>>>>>

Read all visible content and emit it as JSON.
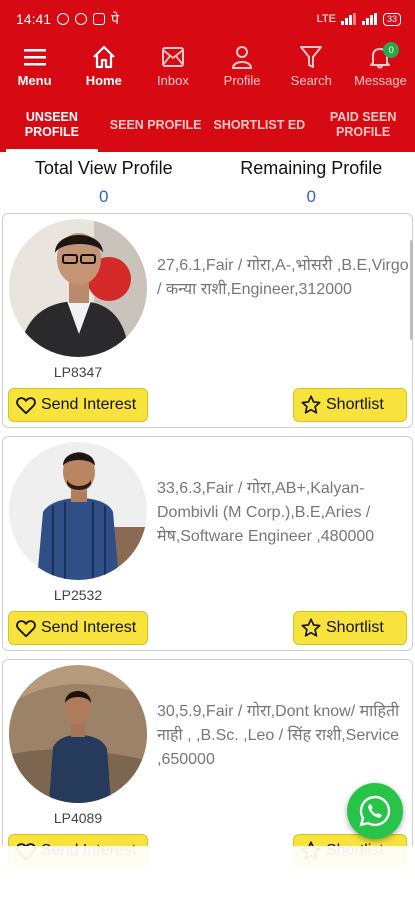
{
  "status_bar": {
    "time": "14:41",
    "extra_glyph": "पे",
    "network": "LTE",
    "battery": "33"
  },
  "nav": {
    "items": [
      {
        "label": "Menu",
        "icon": "hamburger-icon"
      },
      {
        "label": "Home",
        "icon": "home-icon"
      },
      {
        "label": "Inbox",
        "icon": "inbox-icon"
      },
      {
        "label": "Profile",
        "icon": "person-icon"
      },
      {
        "label": "Search",
        "icon": "filter-icon"
      },
      {
        "label": "Message",
        "icon": "bell-icon",
        "badge": "0"
      }
    ]
  },
  "tabs": [
    {
      "label": "UNSEEN PROFILE",
      "active": true
    },
    {
      "label": "SEEN PROFILE",
      "active": false
    },
    {
      "label": "SHORTLIST ED",
      "active": false
    },
    {
      "label": "PAID SEEN PROFILE",
      "active": false
    }
  ],
  "stats": {
    "total_label": "Total View Profile",
    "total_value": "0",
    "remaining_label": "Remaining Profile",
    "remaining_value": "0"
  },
  "buttons": {
    "send_interest": "Send Interest",
    "shortlist": "Shortlist"
  },
  "profiles": [
    {
      "id": "LP8347",
      "details": "27,6.1,Fair / गोरा,A-,भोसरी ,B.E,Virgo / कन्या राशी,Engineer,312000"
    },
    {
      "id": "LP2532",
      "details": "33,6.3,Fair / गोरा,AB+,Kalyan-Dombivli (M Corp.),B.E,Aries / मेष,Software Engineer ,480000"
    },
    {
      "id": "LP4089",
      "details": "30,5.9,Fair / गोरा,Dont know/ माहिती नाही , ,B.Sc. ,Leo / सिंह राशी,Service ,650000"
    }
  ],
  "colors": {
    "brand_red": "#d70a14",
    "button_yellow": "#f7e33c",
    "whatsapp_green": "#28c44a",
    "stat_value_blue": "#3b63b5"
  },
  "whatsapp": {
    "icon": "whatsapp-icon"
  }
}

<<<<<

All of the lines above should be printed exactly, minus the pictures.

Read all visible content and emit it as JSON.
{
  "status_bar": {
    "time": "14:41",
    "extra_glyph": "पे",
    "network": "LTE",
    "battery": "33"
  },
  "nav": {
    "items": [
      {
        "label": "Menu",
        "icon": "hamburger-icon"
      },
      {
        "label": "Home",
        "icon": "home-icon"
      },
      {
        "label": "Inbox",
        "icon": "inbox-icon"
      },
      {
        "label": "Profile",
        "icon": "person-icon"
      },
      {
        "label": "Search",
        "icon": "filter-icon"
      },
      {
        "label": "Message",
        "icon": "bell-icon",
        "badge": "0"
      }
    ]
  },
  "tabs": [
    {
      "label": "UNSEEN PROFILE",
      "active": true
    },
    {
      "label": "SEEN PROFILE",
      "active": false
    },
    {
      "label": "SHORTLIST ED",
      "active": false
    },
    {
      "label": "PAID SEEN PROFILE",
      "active": false
    }
  ],
  "stats": {
    "total_label": "Total View Profile",
    "total_value": "0",
    "remaining_label": "Remaining Profile",
    "remaining_value": "0"
  },
  "buttons": {
    "send_interest": "Send Interest",
    "shortlist": "Shortlist"
  },
  "profiles": [
    {
      "id": "LP8347",
      "details": "27,6.1,Fair / गोरा,A-,भोसरी ,B.E,Virgo / कन्या राशी,Engineer,312000"
    },
    {
      "id": "LP2532",
      "details": "33,6.3,Fair / गोरा,AB+,Kalyan-Dombivli (M Corp.),B.E,Aries / मेष,Software Engineer ,480000"
    },
    {
      "id": "LP4089",
      "details": "30,5.9,Fair / गोरा,Dont know/ माहिती नाही , ,B.Sc. ,Leo / सिंह राशी,Service ,650000"
    }
  ],
  "colors": {
    "brand_red": "#d70a14",
    "button_yellow": "#f7e33c",
    "whatsapp_green": "#28c44a",
    "stat_value_blue": "#3b63b5"
  },
  "whatsapp": {
    "icon": "whatsapp-icon"
  }
}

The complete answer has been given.